- Materials provided:

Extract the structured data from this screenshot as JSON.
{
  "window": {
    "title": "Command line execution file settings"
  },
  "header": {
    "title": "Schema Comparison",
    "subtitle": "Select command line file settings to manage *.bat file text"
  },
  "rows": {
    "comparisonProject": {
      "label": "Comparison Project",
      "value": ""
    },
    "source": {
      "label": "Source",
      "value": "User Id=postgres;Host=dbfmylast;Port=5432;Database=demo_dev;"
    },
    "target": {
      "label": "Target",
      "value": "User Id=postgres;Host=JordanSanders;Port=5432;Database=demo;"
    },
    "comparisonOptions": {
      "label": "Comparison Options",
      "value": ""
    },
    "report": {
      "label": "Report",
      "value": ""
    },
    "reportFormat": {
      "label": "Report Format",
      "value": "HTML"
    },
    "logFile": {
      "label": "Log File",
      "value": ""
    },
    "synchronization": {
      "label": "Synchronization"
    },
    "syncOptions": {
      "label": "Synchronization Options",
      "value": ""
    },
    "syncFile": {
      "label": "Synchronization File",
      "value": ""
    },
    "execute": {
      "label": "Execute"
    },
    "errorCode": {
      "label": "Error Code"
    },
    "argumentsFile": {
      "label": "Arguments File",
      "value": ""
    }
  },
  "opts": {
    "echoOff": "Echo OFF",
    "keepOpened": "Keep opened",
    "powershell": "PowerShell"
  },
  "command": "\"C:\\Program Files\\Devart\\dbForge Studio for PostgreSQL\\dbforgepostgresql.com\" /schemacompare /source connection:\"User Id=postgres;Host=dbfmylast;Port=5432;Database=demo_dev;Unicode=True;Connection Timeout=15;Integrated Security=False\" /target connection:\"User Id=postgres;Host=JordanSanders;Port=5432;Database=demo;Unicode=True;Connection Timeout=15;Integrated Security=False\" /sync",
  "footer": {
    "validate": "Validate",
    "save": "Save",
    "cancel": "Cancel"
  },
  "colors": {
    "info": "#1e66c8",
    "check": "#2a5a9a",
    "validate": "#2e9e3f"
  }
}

- Work to complete:
Give the number of lines in the listing above that hold the string "settings", with nothing else.

- Final result:
2